[BEGIN MATERIAL FOR THE TASK]

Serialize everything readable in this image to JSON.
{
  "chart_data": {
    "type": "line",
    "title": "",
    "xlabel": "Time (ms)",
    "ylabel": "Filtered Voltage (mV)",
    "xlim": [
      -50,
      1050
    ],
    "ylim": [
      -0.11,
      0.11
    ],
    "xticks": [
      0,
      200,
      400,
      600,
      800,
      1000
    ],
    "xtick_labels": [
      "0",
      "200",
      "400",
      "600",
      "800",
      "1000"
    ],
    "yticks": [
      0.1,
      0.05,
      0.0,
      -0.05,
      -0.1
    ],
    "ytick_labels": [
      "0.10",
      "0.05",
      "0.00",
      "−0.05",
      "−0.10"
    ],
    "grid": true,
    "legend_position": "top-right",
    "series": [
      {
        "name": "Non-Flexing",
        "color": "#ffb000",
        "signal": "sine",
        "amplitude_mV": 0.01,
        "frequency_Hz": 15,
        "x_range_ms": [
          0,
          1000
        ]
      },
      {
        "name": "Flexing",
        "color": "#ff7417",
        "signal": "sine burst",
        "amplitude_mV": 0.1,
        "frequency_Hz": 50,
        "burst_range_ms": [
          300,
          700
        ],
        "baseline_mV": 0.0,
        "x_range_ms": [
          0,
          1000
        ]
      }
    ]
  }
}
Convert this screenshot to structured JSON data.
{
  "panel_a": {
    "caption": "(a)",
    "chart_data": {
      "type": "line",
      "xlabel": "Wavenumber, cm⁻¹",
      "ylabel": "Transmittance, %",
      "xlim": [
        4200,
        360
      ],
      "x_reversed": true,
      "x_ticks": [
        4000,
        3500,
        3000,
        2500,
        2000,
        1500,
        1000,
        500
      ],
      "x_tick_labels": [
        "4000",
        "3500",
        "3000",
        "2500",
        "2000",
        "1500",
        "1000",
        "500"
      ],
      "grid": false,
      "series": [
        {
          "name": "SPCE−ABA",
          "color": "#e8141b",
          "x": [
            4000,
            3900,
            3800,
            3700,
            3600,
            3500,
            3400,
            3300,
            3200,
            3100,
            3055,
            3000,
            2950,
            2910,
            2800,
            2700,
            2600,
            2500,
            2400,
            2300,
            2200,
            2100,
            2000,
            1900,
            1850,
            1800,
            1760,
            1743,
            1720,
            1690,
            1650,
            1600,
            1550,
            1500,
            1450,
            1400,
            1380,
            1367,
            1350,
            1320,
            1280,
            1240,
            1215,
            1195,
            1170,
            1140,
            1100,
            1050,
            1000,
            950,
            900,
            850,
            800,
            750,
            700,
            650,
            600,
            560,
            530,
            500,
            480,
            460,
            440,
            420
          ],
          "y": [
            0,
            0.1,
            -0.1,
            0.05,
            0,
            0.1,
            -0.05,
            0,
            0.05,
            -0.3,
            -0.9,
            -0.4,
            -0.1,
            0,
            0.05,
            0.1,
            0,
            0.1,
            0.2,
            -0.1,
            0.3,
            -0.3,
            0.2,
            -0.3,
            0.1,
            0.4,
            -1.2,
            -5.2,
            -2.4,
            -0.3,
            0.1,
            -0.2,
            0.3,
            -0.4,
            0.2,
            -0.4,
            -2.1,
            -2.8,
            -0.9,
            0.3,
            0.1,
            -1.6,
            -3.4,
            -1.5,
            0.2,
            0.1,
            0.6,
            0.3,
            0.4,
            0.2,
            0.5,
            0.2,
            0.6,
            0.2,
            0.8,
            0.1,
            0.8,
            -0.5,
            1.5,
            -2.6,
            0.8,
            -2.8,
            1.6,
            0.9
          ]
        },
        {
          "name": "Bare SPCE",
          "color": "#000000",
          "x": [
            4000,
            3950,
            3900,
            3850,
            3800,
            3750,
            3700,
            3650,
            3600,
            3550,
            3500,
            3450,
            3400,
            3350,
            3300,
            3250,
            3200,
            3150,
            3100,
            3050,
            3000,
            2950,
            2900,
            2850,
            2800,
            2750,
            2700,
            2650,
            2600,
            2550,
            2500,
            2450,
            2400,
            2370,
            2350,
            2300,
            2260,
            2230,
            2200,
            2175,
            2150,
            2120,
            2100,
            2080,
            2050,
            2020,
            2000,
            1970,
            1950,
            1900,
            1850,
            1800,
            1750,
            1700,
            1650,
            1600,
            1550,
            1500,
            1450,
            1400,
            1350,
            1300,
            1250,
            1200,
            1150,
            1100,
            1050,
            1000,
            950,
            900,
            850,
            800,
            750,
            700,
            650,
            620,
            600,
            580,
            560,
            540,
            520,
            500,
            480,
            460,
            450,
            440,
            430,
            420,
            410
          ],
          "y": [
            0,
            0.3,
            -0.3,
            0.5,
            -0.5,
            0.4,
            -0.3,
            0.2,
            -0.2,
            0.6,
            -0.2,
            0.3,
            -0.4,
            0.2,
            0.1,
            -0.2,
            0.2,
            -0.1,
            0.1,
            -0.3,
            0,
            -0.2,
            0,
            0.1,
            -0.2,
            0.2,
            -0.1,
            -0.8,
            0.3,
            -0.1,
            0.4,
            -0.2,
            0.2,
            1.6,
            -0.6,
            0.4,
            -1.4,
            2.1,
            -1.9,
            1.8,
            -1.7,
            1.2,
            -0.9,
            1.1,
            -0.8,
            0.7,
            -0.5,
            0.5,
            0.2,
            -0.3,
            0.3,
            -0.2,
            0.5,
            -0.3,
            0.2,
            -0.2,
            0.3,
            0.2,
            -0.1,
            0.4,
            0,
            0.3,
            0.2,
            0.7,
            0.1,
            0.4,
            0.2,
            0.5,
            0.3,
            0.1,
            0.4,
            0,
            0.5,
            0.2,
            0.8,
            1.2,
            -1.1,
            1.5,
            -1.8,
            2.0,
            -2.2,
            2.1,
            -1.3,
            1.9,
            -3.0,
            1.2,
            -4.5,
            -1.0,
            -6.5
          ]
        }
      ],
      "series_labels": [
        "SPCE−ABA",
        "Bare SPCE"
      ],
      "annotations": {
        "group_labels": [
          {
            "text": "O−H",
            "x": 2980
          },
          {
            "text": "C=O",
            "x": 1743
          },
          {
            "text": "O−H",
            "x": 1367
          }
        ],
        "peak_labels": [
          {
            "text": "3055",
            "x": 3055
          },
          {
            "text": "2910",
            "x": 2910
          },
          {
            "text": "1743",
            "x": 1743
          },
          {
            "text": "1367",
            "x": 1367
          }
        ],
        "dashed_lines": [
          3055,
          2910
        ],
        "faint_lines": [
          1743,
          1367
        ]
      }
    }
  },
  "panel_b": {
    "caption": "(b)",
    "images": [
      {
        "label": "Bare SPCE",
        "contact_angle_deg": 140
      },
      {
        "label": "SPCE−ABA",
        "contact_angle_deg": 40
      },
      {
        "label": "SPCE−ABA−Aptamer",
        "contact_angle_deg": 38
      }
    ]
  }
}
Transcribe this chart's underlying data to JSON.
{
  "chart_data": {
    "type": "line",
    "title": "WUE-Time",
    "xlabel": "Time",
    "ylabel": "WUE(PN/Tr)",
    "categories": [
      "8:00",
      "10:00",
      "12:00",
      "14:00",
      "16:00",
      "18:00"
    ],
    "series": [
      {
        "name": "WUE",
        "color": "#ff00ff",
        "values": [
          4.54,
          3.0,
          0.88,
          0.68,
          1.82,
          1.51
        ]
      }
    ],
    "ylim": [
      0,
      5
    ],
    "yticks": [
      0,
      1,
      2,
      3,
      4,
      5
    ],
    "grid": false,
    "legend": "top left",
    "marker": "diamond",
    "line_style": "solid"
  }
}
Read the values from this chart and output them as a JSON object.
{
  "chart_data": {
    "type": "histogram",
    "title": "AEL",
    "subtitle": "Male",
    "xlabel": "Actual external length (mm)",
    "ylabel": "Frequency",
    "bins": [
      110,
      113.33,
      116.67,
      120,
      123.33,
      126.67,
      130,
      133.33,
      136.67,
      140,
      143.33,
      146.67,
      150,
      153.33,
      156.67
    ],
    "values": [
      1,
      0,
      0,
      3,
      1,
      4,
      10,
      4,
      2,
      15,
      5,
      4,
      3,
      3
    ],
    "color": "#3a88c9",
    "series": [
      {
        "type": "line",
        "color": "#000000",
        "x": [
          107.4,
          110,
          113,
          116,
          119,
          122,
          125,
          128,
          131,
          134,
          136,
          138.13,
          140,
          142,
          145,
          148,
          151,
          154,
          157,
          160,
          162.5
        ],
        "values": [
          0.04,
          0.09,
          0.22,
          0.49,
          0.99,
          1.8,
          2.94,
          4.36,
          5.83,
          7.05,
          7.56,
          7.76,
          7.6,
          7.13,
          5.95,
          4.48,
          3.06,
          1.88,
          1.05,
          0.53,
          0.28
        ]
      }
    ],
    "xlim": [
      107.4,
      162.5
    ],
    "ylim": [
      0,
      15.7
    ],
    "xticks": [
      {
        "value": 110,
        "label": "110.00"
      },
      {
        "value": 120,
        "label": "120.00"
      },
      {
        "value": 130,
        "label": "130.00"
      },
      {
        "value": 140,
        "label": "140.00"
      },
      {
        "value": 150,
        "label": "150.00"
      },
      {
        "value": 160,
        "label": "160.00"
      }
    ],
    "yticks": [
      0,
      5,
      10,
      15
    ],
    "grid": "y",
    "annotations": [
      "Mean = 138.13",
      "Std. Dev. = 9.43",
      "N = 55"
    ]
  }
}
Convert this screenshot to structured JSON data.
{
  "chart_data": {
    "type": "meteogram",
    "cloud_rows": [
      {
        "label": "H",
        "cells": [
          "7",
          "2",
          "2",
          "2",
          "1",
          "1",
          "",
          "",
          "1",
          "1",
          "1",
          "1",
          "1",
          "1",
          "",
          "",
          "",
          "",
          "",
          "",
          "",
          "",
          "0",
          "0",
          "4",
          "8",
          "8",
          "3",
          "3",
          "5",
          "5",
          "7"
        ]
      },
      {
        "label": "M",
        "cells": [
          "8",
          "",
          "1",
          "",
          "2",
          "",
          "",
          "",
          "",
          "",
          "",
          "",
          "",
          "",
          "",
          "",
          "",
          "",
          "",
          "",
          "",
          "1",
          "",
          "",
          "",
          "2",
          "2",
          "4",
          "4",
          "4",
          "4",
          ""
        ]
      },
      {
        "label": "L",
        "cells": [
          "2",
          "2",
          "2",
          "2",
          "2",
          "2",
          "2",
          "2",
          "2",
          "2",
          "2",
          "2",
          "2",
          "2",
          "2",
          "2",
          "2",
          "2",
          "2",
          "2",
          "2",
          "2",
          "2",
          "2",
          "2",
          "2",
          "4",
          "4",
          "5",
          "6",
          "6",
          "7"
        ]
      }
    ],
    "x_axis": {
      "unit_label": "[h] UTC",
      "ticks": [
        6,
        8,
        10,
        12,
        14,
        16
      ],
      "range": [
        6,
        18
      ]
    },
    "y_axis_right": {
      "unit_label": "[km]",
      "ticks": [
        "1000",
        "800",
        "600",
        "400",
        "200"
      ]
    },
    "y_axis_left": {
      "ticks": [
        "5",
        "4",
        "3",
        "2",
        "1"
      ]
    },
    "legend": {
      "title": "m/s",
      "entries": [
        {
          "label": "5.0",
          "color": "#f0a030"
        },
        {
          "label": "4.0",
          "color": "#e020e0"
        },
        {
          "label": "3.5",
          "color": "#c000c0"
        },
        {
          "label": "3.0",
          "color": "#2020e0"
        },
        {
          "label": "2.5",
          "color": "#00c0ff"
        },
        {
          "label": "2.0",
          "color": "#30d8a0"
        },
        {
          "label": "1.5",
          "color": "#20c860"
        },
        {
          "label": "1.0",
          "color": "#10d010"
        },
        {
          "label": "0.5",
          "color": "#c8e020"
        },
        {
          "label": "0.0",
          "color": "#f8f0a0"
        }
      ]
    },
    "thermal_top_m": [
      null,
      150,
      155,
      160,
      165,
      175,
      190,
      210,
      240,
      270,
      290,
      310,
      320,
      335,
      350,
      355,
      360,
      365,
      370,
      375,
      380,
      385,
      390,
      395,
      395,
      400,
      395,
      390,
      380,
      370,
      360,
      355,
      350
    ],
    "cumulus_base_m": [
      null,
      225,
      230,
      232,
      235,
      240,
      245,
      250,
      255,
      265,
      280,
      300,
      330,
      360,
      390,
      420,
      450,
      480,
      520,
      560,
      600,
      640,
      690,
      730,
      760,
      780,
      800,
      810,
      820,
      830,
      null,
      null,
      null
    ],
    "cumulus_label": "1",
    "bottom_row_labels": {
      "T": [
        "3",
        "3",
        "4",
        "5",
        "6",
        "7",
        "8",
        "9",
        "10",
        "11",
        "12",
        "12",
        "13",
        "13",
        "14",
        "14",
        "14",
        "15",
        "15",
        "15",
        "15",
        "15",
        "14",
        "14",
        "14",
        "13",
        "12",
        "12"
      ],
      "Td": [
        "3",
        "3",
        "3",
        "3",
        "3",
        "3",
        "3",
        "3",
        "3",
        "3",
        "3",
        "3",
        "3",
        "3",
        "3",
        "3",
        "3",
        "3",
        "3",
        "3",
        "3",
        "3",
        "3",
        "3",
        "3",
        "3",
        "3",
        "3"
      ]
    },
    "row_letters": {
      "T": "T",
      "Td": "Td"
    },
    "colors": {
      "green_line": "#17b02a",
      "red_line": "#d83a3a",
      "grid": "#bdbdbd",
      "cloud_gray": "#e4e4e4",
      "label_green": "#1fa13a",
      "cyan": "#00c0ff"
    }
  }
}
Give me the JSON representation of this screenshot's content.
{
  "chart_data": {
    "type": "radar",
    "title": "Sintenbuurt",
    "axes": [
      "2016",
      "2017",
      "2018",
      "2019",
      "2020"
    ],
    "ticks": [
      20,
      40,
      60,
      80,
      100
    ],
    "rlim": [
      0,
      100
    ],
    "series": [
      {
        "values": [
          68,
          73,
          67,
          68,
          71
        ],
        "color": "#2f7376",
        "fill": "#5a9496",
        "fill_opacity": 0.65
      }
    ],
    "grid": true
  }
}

[END MATERIAL FOR THE TASK]

- _STATED PROBLEM_: Report every line containing the word "name" from the listing above.

- _IN RESPONSE_:
        "name": "Non-Flexing",
        "name": "Flexing",
          "name": "SPCE−ABA",
          "name": "Bare SPCE",
        "name": "WUE",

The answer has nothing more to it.